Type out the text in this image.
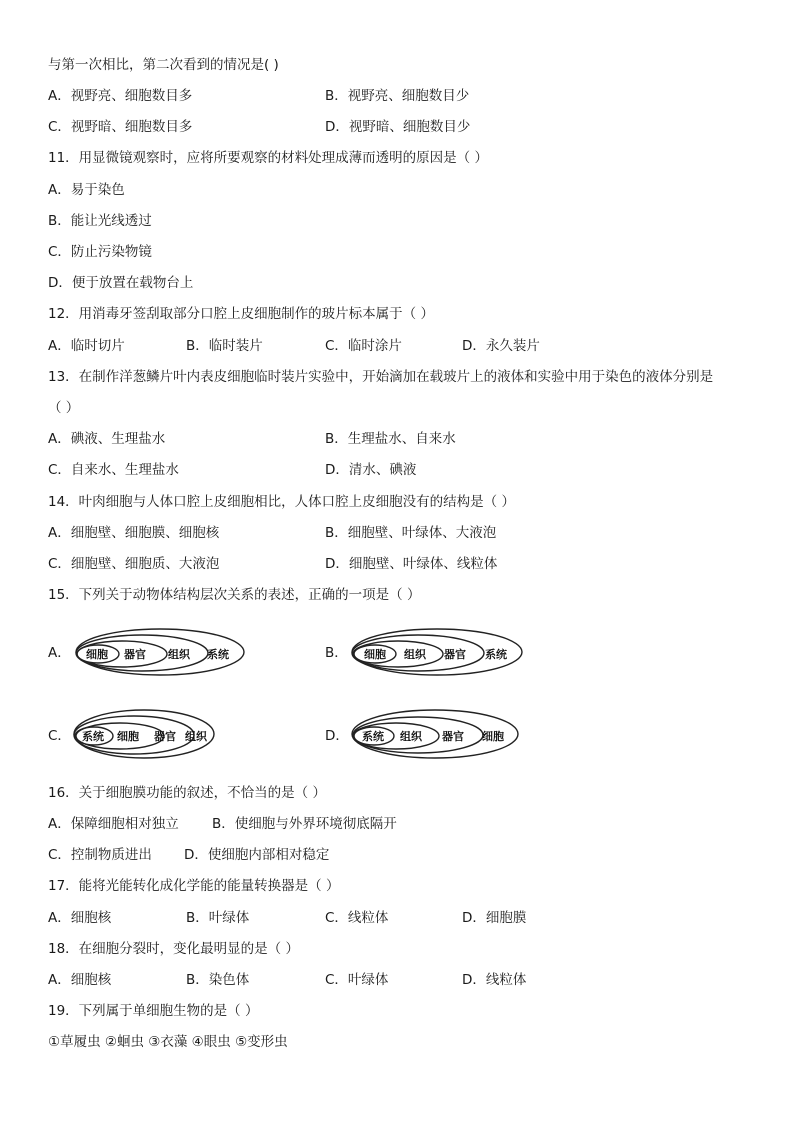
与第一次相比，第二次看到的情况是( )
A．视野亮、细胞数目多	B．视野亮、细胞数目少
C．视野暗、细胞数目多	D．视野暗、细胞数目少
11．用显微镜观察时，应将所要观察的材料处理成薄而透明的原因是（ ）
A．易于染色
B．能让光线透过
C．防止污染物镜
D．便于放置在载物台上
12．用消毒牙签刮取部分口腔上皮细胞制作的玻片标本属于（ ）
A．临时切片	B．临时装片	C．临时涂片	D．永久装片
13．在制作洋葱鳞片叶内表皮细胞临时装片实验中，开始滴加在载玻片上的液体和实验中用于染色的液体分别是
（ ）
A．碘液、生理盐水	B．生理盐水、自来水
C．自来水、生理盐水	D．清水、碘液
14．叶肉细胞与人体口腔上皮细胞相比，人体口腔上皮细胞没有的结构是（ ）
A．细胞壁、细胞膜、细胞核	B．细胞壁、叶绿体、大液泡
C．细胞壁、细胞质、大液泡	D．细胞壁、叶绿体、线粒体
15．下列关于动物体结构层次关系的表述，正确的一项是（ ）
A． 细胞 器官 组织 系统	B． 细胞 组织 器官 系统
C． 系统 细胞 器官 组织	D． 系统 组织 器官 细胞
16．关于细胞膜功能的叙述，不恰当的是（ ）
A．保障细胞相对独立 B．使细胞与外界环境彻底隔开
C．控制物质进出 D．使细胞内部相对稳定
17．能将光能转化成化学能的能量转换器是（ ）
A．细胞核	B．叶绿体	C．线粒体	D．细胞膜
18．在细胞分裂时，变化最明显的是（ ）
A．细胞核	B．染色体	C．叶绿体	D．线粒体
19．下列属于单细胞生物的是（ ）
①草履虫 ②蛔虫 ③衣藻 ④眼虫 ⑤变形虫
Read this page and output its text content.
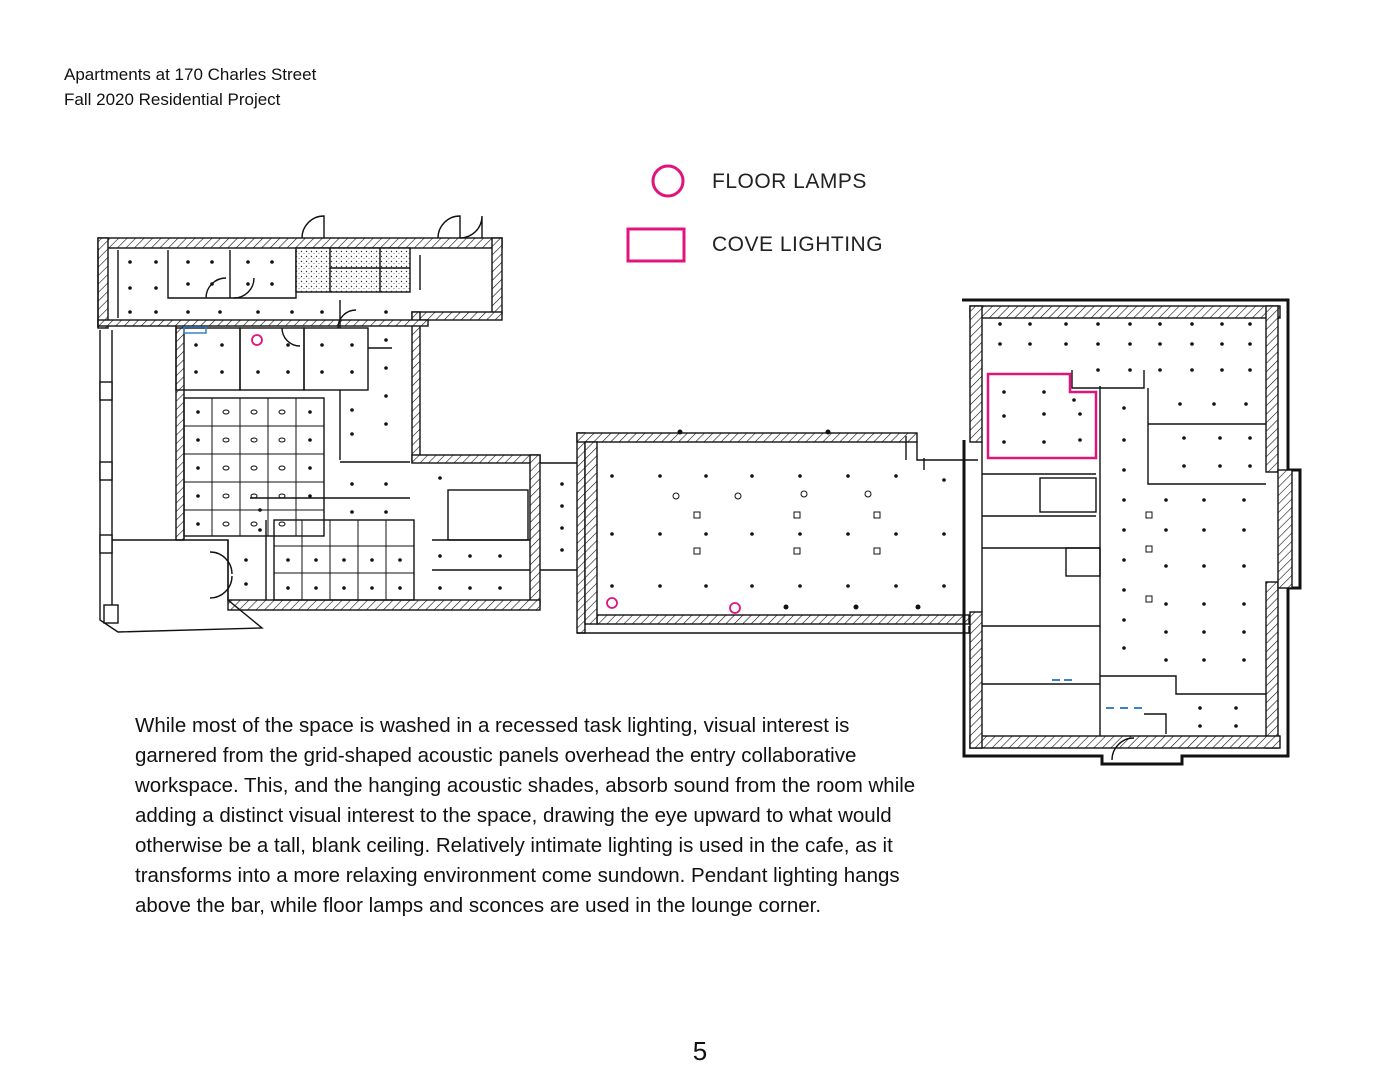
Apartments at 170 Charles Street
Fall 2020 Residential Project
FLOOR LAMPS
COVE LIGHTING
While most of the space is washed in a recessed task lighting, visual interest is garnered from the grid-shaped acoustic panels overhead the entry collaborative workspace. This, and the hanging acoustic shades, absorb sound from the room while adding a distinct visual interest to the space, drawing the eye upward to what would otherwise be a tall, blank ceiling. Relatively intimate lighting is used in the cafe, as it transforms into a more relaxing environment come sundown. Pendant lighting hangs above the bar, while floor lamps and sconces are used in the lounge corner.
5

■ Problem statement:
Reproduce the records verbatim, omitting all images they contain.

■ Answer to this problem:
Type out the text in this image.
与第一次相比，第二次看到的情况是( )
A．视野亮、细胞数目多	B．视野亮、细胞数目少
C．视野暗、细胞数目多	D．视野暗、细胞数目少
11．用显微镜观察时，应将所要观察的材料处理成薄而透明的原因是（ ）
A．易于染色
B．能让光线透过
C．防止污染物镜
D．便于放置在载物台上
12．用消毒牙签刮取部分口腔上皮细胞制作的玻片标本属于（ ）
A．临时切片	B．临时装片	C．临时涂片	D．永久装片
13．在制作洋葱鳞片叶内表皮细胞临时装片实验中，开始滴加在载玻片上的液体和实验中用于染色的液体分别是
（ ）
A．碘液、生理盐水	B．生理盐水、自来水
C．自来水、生理盐水	D．清水、碘液
14．叶肉细胞与人体口腔上皮细胞相比，人体口腔上皮细胞没有的结构是（ ）
A．细胞壁、细胞膜、细胞核	B．细胞壁、叶绿体、大液泡
C．细胞壁、细胞质、大液泡	D．细胞壁、叶绿体、线粒体
15．下列关于动物体结构层次关系的表述，正确的一项是（ ）
A． 细胞 器官 组织 系统	B． 细胞 组织 器官 系统
C． 系统 细胞 器官 组织	D． 系统 组织 器官 细胞
16．关于细胞膜功能的叙述，不恰当的是（ ）
A．保障细胞相对独立 B．使细胞与外界环境彻底隔开
C．控制物质进出 D．使细胞内部相对稳定
17．能将光能转化成化学能的能量转换器是（ ）
A．细胞核	B．叶绿体	C．线粒体	D．细胞膜
18．在细胞分裂时，变化最明显的是（ ）
A．细胞核	B．染色体	C．叶绿体	D．线粒体
19．下列属于单细胞生物的是（ ）
①草履虫 ②蛔虫 ③衣藻 ④眼虫 ⑤变形虫
Read this page and output its text content.
Apartments at 170 Charles Street
Fall 2020 Residential Project
FLOOR LAMPS
COVE LIGHTING
While most of the space is washed in a recessed task lighting, visual interest is garnered from the grid-shaped acoustic panels overhead the entry collaborative workspace. This, and the hanging acoustic shades, absorb sound from the room while adding a distinct visual interest to the space, drawing the eye upward to what would otherwise be a tall, blank ceiling. Relatively intimate lighting is used in the cafe, as it transforms into a more relaxing environment come sundown. Pendant lighting hangs above the bar, while floor lamps and sconces are used in the lounge corner.
5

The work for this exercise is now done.